[WHAT THE TASK REQUIRES]:
Select the lines that hold the word "هواشناسی" and copy each one.

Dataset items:

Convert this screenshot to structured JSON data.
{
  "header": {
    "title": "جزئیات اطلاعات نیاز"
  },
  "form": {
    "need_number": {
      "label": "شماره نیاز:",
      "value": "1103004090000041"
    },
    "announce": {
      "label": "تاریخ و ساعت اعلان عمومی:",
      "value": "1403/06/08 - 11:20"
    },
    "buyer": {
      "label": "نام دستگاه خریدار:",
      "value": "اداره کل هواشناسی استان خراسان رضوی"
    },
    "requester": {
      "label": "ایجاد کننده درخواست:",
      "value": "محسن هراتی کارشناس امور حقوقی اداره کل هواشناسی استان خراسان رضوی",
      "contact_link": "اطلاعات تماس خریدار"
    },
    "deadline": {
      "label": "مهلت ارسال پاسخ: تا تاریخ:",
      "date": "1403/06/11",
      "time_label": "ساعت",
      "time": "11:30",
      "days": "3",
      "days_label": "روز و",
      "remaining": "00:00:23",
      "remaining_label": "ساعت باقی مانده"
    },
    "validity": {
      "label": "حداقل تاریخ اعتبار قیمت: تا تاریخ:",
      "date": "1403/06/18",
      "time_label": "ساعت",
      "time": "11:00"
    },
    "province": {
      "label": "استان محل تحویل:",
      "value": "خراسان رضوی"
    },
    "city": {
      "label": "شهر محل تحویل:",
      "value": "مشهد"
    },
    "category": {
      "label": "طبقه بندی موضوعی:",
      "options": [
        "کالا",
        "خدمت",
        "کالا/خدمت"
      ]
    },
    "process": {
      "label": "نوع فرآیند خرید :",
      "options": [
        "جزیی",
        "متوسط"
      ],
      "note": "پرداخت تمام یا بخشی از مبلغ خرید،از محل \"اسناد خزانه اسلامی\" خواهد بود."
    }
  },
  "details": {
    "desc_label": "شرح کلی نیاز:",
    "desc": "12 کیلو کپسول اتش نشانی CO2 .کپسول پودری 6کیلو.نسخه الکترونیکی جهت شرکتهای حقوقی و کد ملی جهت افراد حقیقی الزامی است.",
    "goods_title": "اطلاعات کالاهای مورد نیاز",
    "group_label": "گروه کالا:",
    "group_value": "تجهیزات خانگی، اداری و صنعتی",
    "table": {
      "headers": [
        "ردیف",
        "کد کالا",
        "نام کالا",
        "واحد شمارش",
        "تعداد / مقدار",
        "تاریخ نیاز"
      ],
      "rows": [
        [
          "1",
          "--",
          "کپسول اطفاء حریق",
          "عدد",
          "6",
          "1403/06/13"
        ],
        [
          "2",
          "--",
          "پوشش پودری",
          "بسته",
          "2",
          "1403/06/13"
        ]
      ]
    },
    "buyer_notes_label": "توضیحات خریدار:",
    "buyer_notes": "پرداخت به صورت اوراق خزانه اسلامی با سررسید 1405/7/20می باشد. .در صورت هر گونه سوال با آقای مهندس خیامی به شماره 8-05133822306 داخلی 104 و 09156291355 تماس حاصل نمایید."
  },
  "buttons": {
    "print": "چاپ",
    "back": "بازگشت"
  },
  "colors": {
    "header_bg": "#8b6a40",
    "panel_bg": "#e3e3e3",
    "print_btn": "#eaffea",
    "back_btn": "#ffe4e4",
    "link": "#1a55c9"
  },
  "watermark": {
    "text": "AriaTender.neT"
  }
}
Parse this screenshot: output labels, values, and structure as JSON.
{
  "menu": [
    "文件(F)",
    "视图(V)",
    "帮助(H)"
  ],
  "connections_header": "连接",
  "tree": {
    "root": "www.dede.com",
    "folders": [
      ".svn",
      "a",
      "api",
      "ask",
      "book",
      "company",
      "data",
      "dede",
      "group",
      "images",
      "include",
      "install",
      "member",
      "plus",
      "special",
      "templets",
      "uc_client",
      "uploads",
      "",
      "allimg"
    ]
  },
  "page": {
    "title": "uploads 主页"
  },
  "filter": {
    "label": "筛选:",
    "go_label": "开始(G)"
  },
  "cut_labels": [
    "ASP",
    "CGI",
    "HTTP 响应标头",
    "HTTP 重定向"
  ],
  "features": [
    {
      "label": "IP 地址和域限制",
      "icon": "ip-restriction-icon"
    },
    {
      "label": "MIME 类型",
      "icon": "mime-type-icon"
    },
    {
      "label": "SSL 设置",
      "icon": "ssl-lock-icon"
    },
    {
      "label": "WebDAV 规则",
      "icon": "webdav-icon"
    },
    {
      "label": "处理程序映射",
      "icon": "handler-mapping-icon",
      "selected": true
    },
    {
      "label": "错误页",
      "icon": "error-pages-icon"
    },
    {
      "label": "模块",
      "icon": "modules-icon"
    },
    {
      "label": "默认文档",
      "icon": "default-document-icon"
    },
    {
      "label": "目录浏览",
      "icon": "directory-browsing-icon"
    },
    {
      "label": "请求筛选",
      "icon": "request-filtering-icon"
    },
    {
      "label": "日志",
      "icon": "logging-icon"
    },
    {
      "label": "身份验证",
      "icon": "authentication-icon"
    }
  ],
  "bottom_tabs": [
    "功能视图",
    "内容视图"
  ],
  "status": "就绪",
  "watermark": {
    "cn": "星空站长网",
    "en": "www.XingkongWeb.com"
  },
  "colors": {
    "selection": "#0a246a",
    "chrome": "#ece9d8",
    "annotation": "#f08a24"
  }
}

[RESULT OF THE EXERCISE]:
      "value": "اداره کل هواشناسی استان خراسان رضوی"
      "value": "محسن هراتی کارشناس امور حقوقی اداره کل هواشناسی استان خراسان رضوی",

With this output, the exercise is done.